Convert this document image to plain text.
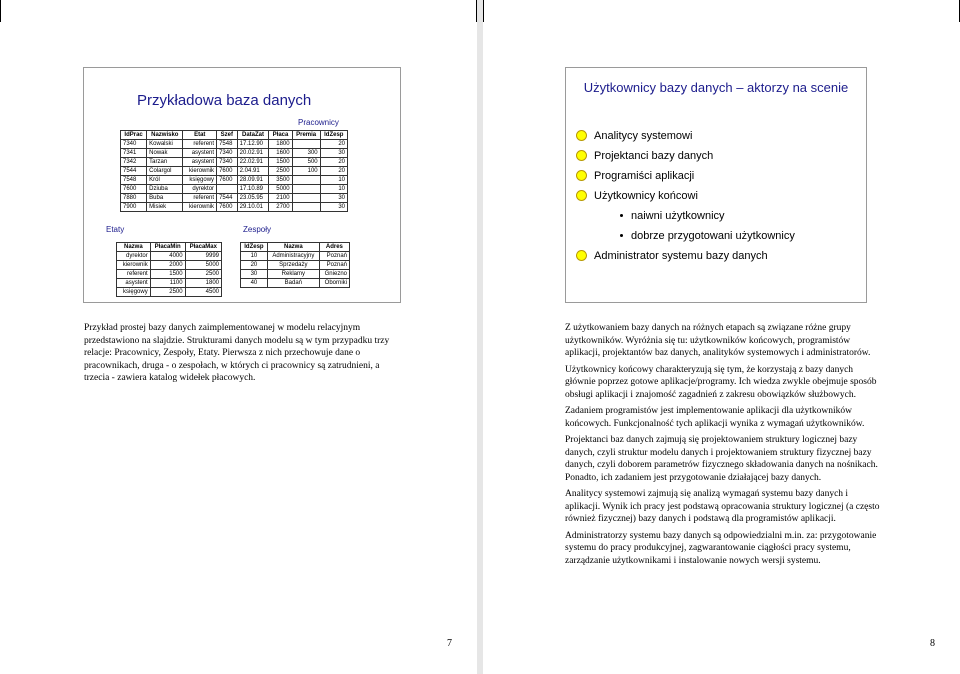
Przykładowa baza danych
Pracownicy
IdPrac	Nazwisko	Etat	Szef	DataZat	Płaca	Premia	IdZesp
7340	Kowalski	referent	7548	17.12.90	1800		20
7341	Nowak	asystent	7340	20.02.91	1600	300	30
7342	Tarzan	asystent	7340	22.02.91	1500	500	20
7544	Colargol	kierownik	7600	2.04.91	2500	100	20
7548	Król	księgowy	7600	28.09.91	3500		10
7600	Dziuba	dyrektor		17.10.89	5000		10
7880	Buba	referent	7544	23.05.95	2100		30
7900	Misiek	kierownik	7600	29.10.01	2700		30
Etaty
Nazwa	PłacaMin	PłacaMax
dyrektor	4000	9999
kierownik	2000	5000
referent	1500	2500
asystent	1100	1800
księgowy	2500	4500
Zespoły
IdZesp	Nazwa	Adres
10	Administracyjny	Poznań
20	Sprzedaży	Poznań
30	Reklamy	Gniezno
40	Badań	Oborniki

Przykład prostej bazy danych zaimplementowanej w modelu relacyjnym przedstawiono na slajdzie. Strukturami danych modelu są w tym przypadku trzy relacje: Pracownicy, Zespoły, Etaty. Pierwsza z nich przechowuje dane o pracownikach, druga - o zespołach, w których ci pracownicy są zatrudnieni, a trzecia - zawiera katalog widełek płacowych.

7
Użytkownicy bazy danych – aktorzy na scenie
Analitycy systemowi
Projektanci bazy danych
Programiści aplikacji
Użytkownicy końcowi
naiwni użytkownicy
dobrze przygotowani użytkownicy
Administrator systemu bazy danych

Z użytkowaniem bazy danych na różnych etapach są związane różne grupy użytkowników. Wyróżnia się tu: użytkowników końcowych, programistów aplikacji, projektantów baz danych, analityków systemowych i administratorów.

Użytkownicy końcowy charakteryzują się tym, że korzystają z bazy danych głównie poprzez gotowe aplikacje/programy. Ich wiedza zwykle obejmuje sposób obsługi aplikacji i znajomość zagadnień z zakresu obowiązków służbowych.

Zadaniem programistów jest implementowanie aplikacji dla użytkowników końcowych. Funkcjonalność tych aplikacji wynika z wymagań użytkowników.

Projektanci baz danych zajmują się projektowaniem struktury logicznej bazy danych, czyli struktur modelu danych i projektowaniem struktury fizycznej bazy danych, czyli doborem parametrów fizycznego składowania danych na nośnikach. Ponadto, ich zadaniem jest przygotowanie działającej bazy danych.

Analitycy systemowi zajmują się analizą wymagań systemu bazy danych i aplikacji. Wynik ich pracy jest podstawą opracowania struktury logicznej (a często również fizycznej) bazy danych i podstawą dla programistów aplikacji.

Administratorzy systemu bazy danych są odpowiedzialni m.in. za: przygotowanie systemu do pracy produkcyjnej, zagwarantowanie ciągłości pracy systemu, zarządzanie użytkownikami i instalowanie nowych wersji systemu.

8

★ ★ ★ ★ ★ ★ ★

What to do:
Repeat the data exactly, excluding the pictures.

Response:
Convert this document image to plain text.
Przykładowa baza danych
Pracownicy
IdPrac	Nazwisko	Etat	Szef	DataZat	Płaca	Premia	IdZesp
7340	Kowalski	referent	7548	17.12.90	1800		20
7341	Nowak	asystent	7340	20.02.91	1600	300	30
7342	Tarzan	asystent	7340	22.02.91	1500	500	20
7544	Colargol	kierownik	7600	2.04.91	2500	100	20
7548	Król	księgowy	7600	28.09.91	3500		10
7600	Dziuba	dyrektor		17.10.89	5000		10
7880	Buba	referent	7544	23.05.95	2100		30
7900	Misiek	kierownik	7600	29.10.01	2700		30
Etaty
Nazwa	PłacaMin	PłacaMax
dyrektor	4000	9999
kierownik	2000	5000
referent	1500	2500
asystent	1100	1800
księgowy	2500	4500
Zespoły
IdZesp	Nazwa	Adres
10	Administracyjny	Poznań
20	Sprzedaży	Poznań
30	Reklamy	Gniezno
40	Badań	Oborniki

Przykład prostej bazy danych zaimplementowanej w modelu relacyjnym przedstawiono na slajdzie. Strukturami danych modelu są w tym przypadku trzy relacje: Pracownicy, Zespoły, Etaty. Pierwsza z nich przechowuje dane o pracownikach, druga - o zespołach, w których ci pracownicy są zatrudnieni, a trzecia - zawiera katalog widełek płacowych.

7
Użytkownicy bazy danych – aktorzy na scenie
Analitycy systemowi
Projektanci bazy danych
Programiści aplikacji
Użytkownicy końcowi
naiwni użytkownicy
dobrze przygotowani użytkownicy
Administrator systemu bazy danych

Z użytkowaniem bazy danych na różnych etapach są związane różne grupy użytkowników. Wyróżnia się tu: użytkowników końcowych, programistów aplikacji, projektantów baz danych, analityków systemowych i administratorów.

Użytkownicy końcowy charakteryzują się tym, że korzystają z bazy danych głównie poprzez gotowe aplikacje/programy. Ich wiedza zwykle obejmuje sposób obsługi aplikacji i znajomość zagadnień z zakresu obowiązków służbowych.

Zadaniem programistów jest implementowanie aplikacji dla użytkowników końcowych. Funkcjonalność tych aplikacji wynika z wymagań użytkowników.

Projektanci baz danych zajmują się projektowaniem struktury logicznej bazy danych, czyli struktur modelu danych i projektowaniem struktury fizycznej bazy danych, czyli doborem parametrów fizycznego składowania danych na nośnikach. Ponadto, ich zadaniem jest przygotowanie działającej bazy danych.

Analitycy systemowi zajmują się analizą wymagań systemu bazy danych i aplikacji. Wynik ich pracy jest podstawą opracowania struktury logicznej (a często również fizycznej) bazy danych i podstawą dla programistów aplikacji.

Administratorzy systemu bazy danych są odpowiedzialni m.in. za: przygotowanie systemu do pracy produkcyjnej, zagwarantowanie ciągłości pracy systemu, zarządzanie użytkownikami i instalowanie nowych wersji systemu.

8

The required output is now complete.